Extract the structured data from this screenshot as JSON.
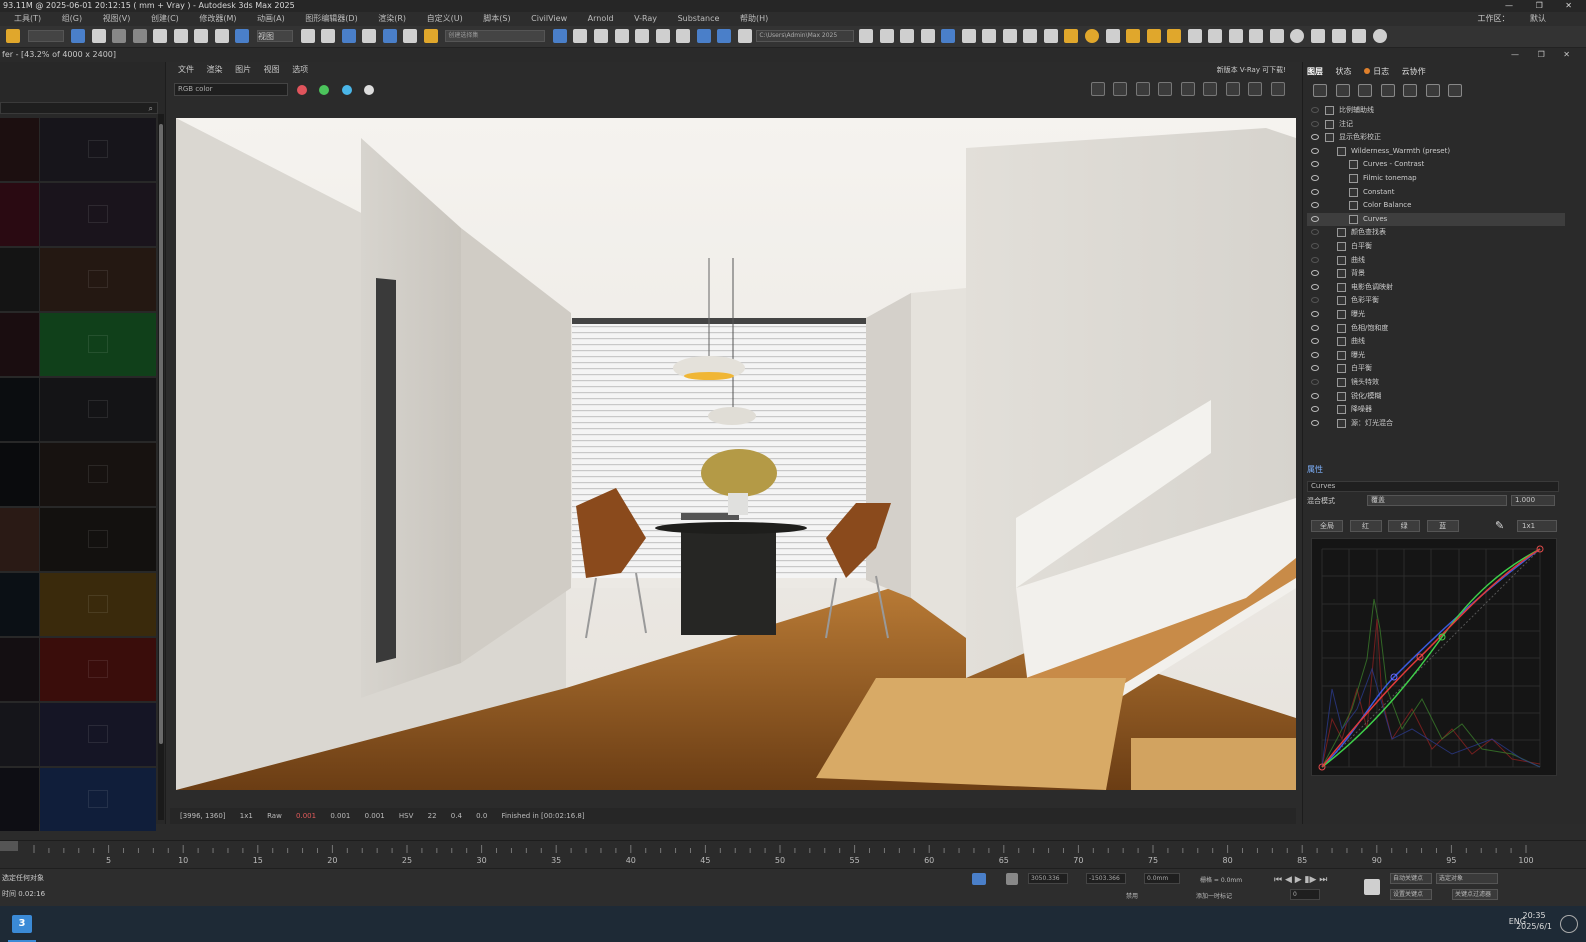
{
  "title": "93.11M @ 2025-06-01 20:12:15  ( mm + Vray ) - Autodesk 3ds Max 2025",
  "window_controls": "—  ❐  ✕",
  "menu": [
    "工具(T)",
    "组(G)",
    "视图(V)",
    "创建(C)",
    "修改器(M)",
    "动画(A)",
    "图形编辑器(D)",
    "渲染(R)",
    "自定义(U)",
    "脚本(S)",
    "CivilView",
    "Arnold",
    "V-Ray",
    "Substance",
    "帮助(H)"
  ],
  "menu_right": [
    "工作区：",
    "默认"
  ],
  "toolbar": {
    "view_dropdown": "视图",
    "selection_set": "创建选择集",
    "path": "C:\\Users\\Admin\\Max 2025"
  },
  "framebuffer_title": "fer - [43.2% of 4000 x 2400]",
  "framebuffer_window_controls": "—  ❐  ✕",
  "history_swatches": [
    {
      "a": "#1c0f10",
      "b": "#17151b"
    },
    {
      "a": "#2a0a12",
      "b": "#1a141c"
    },
    {
      "a": "#141414",
      "b": "#241812"
    },
    {
      "a": "#1a0d10",
      "b": "#10401a"
    },
    {
      "a": "#0b0d10",
      "b": "#141416"
    },
    {
      "a": "#0a0b0d",
      "b": "#171210"
    },
    {
      "a": "#2a1a15",
      "b": "#13110f"
    },
    {
      "a": "#0b1015",
      "b": "#3a2a0c"
    },
    {
      "a": "#140f12",
      "b": "#3a0d0b"
    },
    {
      "a": "#15151a",
      "b": "#151525"
    },
    {
      "a": "#0e0e14",
      "b": "#101e3a"
    }
  ],
  "vp_menu": [
    "文件",
    "渲染",
    "图片",
    "视图",
    "选项"
  ],
  "channel": "RGB color",
  "channel_dots": [
    "#e0545c",
    "#4cc45c",
    "#4ab6e8"
  ],
  "new_version": "新版本 V-Ray 可下载!",
  "status": {
    "coords": "[3996, 1360]",
    "zoom": "1x1",
    "raw": "Raw",
    "r": "0.001",
    "g": "0.001",
    "b": "0.001",
    "mode": "HSV",
    "h": "22",
    "s": "0.4",
    "v": "0.0",
    "finished": "Finished in [00:02:16.8]"
  },
  "right_tabs": [
    "图层",
    "状态",
    "日志",
    "云协作"
  ],
  "layers": [
    {
      "label": "比例辅助线",
      "indent": 0,
      "visible": false,
      "selected": false
    },
    {
      "label": "注记",
      "indent": 0,
      "visible": false,
      "selected": false
    },
    {
      "label": "显示色彩校正",
      "indent": 0,
      "visible": true,
      "selected": false
    },
    {
      "label": "Wilderness_Warmth (preset)",
      "indent": 1,
      "visible": true,
      "selected": false
    },
    {
      "label": "Curves - Contrast",
      "indent": 2,
      "visible": true,
      "selected": false
    },
    {
      "label": "Filmic tonemap",
      "indent": 2,
      "visible": true,
      "selected": false
    },
    {
      "label": "Constant",
      "indent": 2,
      "visible": true,
      "selected": false
    },
    {
      "label": "Color Balance",
      "indent": 2,
      "visible": true,
      "selected": false
    },
    {
      "label": "Curves",
      "indent": 2,
      "visible": true,
      "selected": true
    },
    {
      "label": "颜色查找表",
      "indent": 1,
      "visible": false,
      "selected": false
    },
    {
      "label": "白平衡",
      "indent": 1,
      "visible": false,
      "selected": false
    },
    {
      "label": "曲线",
      "indent": 1,
      "visible": false,
      "selected": false
    },
    {
      "label": "背景",
      "indent": 1,
      "visible": true,
      "selected": false
    },
    {
      "label": "电影色调映射",
      "indent": 1,
      "visible": true,
      "selected": false
    },
    {
      "label": "色彩平衡",
      "indent": 1,
      "visible": false,
      "selected": false
    },
    {
      "label": "曝光",
      "indent": 1,
      "visible": true,
      "selected": false
    },
    {
      "label": "色相/饱和度",
      "indent": 1,
      "visible": true,
      "selected": false
    },
    {
      "label": "曲线",
      "indent": 1,
      "visible": true,
      "selected": false
    },
    {
      "label": "曝光",
      "indent": 1,
      "visible": true,
      "selected": false
    },
    {
      "label": "白平衡",
      "indent": 1,
      "visible": true,
      "selected": false
    },
    {
      "label": "镜头特效",
      "indent": 1,
      "visible": false,
      "selected": false
    },
    {
      "label": "锐化/模糊",
      "indent": 1,
      "visible": true,
      "selected": false
    },
    {
      "label": "降噪器",
      "indent": 1,
      "visible": true,
      "selected": false
    },
    {
      "label": "源：灯光混合",
      "indent": 1,
      "visible": true,
      "selected": false
    }
  ],
  "properties": {
    "header": "属性",
    "name": "Curves",
    "blend_label": "混合模式",
    "blend_value": "覆盖",
    "opacity": "1.000",
    "channel_buttons": [
      "全局",
      "红",
      "绿",
      "蓝"
    ],
    "zoom": "1x1"
  },
  "timeline_ticks": [
    "5",
    "10",
    "15",
    "20",
    "25",
    "30",
    "35",
    "40",
    "45",
    "50",
    "55",
    "60",
    "65",
    "70",
    "75",
    "80",
    "85",
    "90",
    "95",
    "100"
  ],
  "bottom": {
    "status1": "选定任何对象",
    "status2": "时间  0.02:16",
    "x": "3050.336",
    "y": "-1503.366",
    "z": "0.0mm",
    "grid": "栅格 = 0.0mm",
    "enable": "禁用",
    "add_tag": "添加一时标记",
    "auto_key": "自动关键点",
    "set_key": "设置关键点",
    "selected": "选定对象",
    "key_filter": "关键点过滤器",
    "frame": "0"
  },
  "taskbar": {
    "start": "3",
    "lang": "ENG",
    "time": "20:35",
    "date": "2025/6/1"
  },
  "colors": {
    "accent": "#3b8ad6",
    "curve_red": "#e03a3a",
    "curve_green": "#3ed04a",
    "curve_blue": "#3a5ae0"
  }
}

—————

**Work to be completed**. Tally the lines of the listing that include "Curves". Reply with nothing but the count.

**Task result**. 3